> _The problem_:
Write the records out again, precisely as they stand.

··· Input material ···

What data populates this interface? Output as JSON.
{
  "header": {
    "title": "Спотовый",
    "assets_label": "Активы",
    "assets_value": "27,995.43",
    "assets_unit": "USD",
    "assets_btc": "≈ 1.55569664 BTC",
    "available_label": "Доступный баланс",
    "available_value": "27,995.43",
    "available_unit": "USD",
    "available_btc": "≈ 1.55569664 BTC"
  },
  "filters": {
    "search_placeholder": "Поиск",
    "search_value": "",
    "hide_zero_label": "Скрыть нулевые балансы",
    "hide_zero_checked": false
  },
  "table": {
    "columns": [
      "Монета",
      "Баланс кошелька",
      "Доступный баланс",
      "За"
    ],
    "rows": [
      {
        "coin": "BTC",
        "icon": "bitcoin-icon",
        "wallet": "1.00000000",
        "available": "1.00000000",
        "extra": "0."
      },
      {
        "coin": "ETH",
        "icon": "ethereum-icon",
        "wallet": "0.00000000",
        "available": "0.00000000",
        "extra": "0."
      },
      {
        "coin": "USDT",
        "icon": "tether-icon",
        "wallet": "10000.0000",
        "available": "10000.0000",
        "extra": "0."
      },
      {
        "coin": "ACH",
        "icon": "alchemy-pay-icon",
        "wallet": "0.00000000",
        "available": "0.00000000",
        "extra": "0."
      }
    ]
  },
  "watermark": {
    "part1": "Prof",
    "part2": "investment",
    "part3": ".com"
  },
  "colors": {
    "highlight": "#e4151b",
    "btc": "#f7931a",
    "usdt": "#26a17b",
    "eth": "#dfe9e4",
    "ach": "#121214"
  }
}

···

> _Exercise response_:
What data populates this interface? Output as JSON.
{
  "header": {
    "title": "Спотовый",
    "assets_label": "Активы",
    "assets_value": "27,995.43",
    "assets_unit": "USD",
    "assets_btc": "≈ 1.55569664 BTC",
    "available_label": "Доступный баланс",
    "available_value": "27,995.43",
    "available_unit": "USD",
    "available_btc": "≈ 1.55569664 BTC"
  },
  "filters": {
    "search_placeholder": "Поиск",
    "search_value": "",
    "hide_zero_label": "Скрыть нулевые балансы",
    "hide_zero_checked": false
  },
  "table": {
    "columns": [
      "Монета",
      "Баланс кошелька",
      "Доступный баланс",
      "За"
    ],
    "rows": [
      {
        "coin": "BTC",
        "icon": "bitcoin-icon",
        "wallet": "1.00000000",
        "available": "1.00000000",
        "extra": "0."
      },
      {
        "coin": "ETH",
        "icon": "ethereum-icon",
        "wallet": "0.00000000",
        "available": "0.00000000",
        "extra": "0."
      },
      {
        "coin": "USDT",
        "icon": "tether-icon",
        "wallet": "10000.0000",
        "available": "10000.0000",
        "extra": "0."
      },
      {
        "coin": "ACH",
        "icon": "alchemy-pay-icon",
        "wallet": "0.00000000",
        "available": "0.00000000",
        "extra": "0."
      }
    ]
  },
  "watermark": {
    "part1": "Prof",
    "part2": "investment",
    "part3": ".com"
  },
  "colors": {
    "highlight": "#e4151b",
    "btc": "#f7931a",
    "usdt": "#26a17b",
    "eth": "#dfe9e4",
    "ach": "#121214"
  }
}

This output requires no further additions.